- EXERCISE DIRECTIONS
In the material below, find how many lines contain the string "screenshot". Write only that number.

- MATERIAL
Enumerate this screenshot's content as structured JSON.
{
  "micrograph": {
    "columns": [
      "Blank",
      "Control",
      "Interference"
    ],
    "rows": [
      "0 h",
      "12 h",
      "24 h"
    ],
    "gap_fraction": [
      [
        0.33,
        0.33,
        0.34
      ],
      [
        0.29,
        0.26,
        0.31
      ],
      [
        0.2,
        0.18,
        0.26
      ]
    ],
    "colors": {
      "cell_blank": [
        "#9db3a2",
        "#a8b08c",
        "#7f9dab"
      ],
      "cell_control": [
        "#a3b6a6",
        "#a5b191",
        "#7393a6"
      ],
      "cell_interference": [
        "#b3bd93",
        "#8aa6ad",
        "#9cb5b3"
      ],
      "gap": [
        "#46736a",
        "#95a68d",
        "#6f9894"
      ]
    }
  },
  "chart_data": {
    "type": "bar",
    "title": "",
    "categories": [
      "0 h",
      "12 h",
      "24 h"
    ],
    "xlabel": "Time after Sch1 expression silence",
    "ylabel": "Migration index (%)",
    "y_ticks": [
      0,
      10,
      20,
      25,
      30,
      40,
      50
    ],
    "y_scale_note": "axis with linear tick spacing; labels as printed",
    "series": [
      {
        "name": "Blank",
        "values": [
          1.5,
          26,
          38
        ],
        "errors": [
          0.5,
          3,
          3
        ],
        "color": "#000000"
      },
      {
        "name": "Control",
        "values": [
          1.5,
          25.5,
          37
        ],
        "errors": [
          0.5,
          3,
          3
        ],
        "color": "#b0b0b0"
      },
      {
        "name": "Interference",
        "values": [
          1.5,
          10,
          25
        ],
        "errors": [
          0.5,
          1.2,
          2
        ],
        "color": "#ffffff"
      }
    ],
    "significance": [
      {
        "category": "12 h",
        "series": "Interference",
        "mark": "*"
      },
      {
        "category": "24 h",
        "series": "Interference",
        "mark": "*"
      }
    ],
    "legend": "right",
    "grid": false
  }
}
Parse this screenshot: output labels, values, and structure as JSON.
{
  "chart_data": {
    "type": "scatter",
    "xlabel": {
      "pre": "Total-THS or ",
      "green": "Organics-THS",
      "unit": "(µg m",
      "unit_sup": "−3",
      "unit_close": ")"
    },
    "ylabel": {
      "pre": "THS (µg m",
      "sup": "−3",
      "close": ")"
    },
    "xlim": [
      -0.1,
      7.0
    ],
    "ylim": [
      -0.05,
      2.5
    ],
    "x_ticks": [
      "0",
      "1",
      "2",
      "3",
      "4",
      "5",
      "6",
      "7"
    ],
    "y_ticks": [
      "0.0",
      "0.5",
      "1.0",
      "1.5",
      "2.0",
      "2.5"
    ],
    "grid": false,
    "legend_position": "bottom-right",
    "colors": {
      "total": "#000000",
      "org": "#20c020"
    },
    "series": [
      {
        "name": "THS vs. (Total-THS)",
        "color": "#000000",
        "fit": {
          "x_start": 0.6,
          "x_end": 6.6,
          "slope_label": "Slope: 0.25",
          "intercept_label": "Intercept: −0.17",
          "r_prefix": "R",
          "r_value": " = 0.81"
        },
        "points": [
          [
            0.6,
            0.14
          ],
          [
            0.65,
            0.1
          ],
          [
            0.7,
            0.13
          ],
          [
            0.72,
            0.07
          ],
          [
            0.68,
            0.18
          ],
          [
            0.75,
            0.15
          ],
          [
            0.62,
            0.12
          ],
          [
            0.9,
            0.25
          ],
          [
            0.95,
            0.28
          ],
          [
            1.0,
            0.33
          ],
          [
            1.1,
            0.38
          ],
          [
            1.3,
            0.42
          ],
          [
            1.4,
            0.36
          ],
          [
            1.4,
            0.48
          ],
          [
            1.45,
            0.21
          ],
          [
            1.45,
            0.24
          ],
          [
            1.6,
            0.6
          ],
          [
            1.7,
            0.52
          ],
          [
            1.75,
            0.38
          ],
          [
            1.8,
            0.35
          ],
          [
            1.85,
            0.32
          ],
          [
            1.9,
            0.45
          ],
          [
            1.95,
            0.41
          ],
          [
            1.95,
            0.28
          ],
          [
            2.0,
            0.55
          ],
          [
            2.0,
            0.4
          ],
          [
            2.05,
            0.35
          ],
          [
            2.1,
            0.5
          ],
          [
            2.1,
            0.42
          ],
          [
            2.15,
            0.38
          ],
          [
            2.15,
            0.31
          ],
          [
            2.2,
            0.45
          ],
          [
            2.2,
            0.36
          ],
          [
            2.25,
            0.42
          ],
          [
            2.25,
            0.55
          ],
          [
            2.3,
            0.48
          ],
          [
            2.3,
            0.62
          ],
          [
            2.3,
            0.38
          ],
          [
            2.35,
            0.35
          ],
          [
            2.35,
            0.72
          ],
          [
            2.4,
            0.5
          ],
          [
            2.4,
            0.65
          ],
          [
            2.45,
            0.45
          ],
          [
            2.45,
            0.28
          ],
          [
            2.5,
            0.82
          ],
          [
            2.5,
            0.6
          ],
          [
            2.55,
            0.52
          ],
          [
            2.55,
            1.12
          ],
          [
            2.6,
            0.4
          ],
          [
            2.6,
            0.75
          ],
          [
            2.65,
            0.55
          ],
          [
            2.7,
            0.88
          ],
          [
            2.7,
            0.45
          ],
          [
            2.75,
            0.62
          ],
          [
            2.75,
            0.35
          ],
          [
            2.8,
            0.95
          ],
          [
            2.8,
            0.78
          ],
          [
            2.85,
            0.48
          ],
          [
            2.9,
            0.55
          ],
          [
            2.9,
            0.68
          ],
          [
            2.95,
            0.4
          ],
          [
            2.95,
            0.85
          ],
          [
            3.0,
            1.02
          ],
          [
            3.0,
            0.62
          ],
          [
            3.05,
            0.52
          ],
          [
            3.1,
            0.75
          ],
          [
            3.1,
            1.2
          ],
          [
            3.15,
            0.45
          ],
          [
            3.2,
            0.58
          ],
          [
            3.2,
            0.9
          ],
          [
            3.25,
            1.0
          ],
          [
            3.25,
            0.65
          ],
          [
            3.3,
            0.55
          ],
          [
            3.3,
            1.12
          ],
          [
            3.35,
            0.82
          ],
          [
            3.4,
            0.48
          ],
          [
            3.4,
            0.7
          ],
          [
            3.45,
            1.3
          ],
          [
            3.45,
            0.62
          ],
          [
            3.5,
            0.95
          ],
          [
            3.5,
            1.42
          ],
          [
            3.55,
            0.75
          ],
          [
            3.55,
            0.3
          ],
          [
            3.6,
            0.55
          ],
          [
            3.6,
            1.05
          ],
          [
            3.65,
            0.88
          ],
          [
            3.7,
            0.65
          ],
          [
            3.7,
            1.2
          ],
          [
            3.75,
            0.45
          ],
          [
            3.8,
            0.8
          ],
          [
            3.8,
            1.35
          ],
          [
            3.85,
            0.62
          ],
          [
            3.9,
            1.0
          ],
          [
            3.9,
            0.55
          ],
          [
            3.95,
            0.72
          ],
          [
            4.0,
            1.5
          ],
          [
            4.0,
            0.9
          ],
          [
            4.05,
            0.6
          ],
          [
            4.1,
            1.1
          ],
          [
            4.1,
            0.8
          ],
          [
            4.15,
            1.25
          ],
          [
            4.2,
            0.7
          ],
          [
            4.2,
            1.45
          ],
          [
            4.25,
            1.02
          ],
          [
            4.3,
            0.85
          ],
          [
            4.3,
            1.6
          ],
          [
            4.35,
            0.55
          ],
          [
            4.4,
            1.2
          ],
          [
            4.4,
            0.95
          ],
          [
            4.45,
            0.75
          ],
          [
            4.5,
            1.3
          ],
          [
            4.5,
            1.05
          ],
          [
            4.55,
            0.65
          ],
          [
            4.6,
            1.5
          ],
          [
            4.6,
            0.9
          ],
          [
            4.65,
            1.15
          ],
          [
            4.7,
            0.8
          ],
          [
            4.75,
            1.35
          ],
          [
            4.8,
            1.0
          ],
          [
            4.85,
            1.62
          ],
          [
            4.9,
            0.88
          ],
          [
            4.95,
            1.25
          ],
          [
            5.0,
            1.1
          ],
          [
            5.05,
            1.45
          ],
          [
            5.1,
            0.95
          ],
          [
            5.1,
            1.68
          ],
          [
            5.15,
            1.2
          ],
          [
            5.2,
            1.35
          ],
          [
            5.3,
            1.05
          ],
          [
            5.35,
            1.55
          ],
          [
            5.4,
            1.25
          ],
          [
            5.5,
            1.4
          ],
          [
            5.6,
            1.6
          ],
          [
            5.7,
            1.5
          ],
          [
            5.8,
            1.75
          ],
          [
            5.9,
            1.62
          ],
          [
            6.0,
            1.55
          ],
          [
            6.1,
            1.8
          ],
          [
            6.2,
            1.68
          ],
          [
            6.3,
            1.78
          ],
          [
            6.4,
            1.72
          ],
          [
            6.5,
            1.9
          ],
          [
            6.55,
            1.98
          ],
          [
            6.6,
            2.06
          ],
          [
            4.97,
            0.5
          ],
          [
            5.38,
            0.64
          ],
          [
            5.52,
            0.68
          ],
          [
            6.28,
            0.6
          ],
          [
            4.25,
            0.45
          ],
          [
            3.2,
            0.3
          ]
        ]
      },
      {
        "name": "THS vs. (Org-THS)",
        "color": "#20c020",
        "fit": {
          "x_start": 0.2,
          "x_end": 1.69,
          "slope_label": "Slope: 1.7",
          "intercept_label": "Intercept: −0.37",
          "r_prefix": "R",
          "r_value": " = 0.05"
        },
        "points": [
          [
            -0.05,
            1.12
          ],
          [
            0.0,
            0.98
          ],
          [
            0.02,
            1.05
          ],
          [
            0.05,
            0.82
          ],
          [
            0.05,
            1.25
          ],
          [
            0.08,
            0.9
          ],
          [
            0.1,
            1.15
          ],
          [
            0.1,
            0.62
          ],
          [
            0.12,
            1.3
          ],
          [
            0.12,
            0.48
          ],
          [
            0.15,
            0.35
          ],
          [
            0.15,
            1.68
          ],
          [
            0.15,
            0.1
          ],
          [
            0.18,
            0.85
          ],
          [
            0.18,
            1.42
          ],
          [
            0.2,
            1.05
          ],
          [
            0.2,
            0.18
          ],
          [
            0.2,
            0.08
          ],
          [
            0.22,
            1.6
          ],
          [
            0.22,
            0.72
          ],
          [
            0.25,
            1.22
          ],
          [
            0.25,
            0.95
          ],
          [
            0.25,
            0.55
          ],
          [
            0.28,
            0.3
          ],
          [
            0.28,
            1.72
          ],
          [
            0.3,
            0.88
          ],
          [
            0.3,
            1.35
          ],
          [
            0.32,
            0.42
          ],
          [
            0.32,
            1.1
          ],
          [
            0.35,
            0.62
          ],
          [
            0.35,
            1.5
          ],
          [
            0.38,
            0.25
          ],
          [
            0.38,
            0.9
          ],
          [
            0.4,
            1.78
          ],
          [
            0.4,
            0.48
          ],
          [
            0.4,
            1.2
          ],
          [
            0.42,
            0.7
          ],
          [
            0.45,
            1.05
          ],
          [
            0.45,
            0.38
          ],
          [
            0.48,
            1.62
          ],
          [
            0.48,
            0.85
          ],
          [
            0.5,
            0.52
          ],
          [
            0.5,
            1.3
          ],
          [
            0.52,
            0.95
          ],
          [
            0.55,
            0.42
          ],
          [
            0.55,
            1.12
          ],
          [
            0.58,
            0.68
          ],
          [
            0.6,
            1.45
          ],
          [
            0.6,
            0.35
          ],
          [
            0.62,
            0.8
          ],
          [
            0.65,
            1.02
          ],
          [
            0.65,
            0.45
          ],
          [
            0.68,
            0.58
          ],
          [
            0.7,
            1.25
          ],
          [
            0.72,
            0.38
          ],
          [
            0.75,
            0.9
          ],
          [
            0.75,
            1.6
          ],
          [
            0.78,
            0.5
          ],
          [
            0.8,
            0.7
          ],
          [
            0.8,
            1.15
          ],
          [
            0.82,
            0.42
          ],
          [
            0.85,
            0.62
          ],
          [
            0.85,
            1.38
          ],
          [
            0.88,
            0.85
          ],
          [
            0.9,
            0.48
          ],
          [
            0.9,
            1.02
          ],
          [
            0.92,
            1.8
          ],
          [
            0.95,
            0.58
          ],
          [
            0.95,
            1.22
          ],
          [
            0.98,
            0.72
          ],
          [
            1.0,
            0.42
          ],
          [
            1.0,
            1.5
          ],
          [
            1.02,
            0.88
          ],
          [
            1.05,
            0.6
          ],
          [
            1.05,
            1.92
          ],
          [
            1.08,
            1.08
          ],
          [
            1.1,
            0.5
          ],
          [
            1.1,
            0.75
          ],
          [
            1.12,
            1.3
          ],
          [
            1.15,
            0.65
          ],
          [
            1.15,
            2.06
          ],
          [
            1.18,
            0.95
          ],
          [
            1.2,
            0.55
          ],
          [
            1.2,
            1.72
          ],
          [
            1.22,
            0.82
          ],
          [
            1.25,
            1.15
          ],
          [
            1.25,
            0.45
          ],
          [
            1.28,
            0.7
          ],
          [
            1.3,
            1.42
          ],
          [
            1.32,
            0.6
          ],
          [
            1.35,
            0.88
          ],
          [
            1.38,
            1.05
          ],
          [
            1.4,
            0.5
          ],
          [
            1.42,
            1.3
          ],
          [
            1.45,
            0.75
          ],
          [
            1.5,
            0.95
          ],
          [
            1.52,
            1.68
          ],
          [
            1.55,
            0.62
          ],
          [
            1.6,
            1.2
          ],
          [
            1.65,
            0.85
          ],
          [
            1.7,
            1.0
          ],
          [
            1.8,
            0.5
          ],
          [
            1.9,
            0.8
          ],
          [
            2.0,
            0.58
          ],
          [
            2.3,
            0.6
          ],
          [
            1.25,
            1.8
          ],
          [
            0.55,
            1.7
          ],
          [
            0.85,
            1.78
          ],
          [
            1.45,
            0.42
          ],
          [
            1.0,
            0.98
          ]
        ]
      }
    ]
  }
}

- ANSWER TO THIS EXERCISE
2